- What this task involves
List every line in the material below that contains the string "swatch".
BEGIN Listed entries
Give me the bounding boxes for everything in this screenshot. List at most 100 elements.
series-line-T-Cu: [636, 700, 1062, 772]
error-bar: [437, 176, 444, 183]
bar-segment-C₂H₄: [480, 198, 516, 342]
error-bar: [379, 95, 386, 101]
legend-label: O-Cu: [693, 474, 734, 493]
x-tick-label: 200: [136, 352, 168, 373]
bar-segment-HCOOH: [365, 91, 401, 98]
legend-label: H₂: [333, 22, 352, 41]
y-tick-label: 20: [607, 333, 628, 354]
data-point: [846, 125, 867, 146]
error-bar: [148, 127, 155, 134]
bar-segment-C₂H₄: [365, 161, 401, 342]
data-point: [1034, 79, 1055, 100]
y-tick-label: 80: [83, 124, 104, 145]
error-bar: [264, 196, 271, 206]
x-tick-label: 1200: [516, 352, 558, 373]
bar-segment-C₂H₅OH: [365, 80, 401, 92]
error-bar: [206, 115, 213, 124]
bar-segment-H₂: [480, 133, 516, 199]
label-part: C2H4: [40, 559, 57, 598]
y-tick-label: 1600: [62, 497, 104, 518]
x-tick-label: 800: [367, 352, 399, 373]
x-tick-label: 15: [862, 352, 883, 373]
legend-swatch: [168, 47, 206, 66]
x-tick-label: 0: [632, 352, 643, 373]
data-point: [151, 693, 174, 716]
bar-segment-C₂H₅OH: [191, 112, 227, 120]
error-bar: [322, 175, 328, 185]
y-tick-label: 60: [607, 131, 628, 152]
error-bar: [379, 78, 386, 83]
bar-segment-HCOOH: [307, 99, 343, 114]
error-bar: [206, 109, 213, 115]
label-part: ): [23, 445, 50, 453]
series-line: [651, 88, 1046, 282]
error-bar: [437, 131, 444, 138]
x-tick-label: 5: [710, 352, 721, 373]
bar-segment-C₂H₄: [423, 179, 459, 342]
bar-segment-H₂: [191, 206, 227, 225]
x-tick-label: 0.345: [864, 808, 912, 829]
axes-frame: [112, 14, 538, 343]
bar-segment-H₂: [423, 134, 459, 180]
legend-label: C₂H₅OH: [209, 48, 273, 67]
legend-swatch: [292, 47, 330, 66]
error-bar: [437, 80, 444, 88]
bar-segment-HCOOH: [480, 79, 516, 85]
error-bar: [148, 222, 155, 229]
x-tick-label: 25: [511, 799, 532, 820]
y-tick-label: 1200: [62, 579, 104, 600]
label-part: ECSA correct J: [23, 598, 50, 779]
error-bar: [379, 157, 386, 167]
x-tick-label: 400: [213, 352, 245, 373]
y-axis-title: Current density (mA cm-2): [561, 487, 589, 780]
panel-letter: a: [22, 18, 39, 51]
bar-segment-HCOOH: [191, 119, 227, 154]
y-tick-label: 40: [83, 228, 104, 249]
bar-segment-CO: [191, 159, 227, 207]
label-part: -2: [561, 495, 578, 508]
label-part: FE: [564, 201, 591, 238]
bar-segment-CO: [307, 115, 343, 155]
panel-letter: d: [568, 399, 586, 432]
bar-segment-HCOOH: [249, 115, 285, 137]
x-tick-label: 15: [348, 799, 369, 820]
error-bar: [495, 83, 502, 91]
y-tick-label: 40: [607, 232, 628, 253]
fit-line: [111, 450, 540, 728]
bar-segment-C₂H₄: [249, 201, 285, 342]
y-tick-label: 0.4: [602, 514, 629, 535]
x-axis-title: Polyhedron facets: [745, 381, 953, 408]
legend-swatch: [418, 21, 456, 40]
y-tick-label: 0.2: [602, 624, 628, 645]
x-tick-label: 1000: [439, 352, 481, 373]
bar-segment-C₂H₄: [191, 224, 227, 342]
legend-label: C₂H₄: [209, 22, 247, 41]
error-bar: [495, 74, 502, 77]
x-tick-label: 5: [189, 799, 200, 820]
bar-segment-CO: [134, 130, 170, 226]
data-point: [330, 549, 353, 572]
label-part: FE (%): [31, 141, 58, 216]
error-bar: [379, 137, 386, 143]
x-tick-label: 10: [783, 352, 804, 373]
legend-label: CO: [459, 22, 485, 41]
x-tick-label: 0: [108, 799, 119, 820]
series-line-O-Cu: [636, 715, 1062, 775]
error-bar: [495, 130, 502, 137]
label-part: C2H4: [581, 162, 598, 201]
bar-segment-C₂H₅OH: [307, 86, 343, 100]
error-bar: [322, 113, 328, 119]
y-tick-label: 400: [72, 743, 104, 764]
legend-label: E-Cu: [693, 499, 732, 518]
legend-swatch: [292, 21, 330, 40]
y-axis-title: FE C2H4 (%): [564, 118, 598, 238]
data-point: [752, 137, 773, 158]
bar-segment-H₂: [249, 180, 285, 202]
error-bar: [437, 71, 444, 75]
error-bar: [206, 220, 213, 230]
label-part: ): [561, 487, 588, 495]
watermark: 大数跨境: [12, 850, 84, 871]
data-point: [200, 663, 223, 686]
END Listed entries
- Right answer
legend-swatch: [168, 47, 206, 66]
legend-swatch: [292, 47, 330, 66]
legend-swatch: [418, 21, 456, 40]
legend-swatch: [292, 21, 330, 40]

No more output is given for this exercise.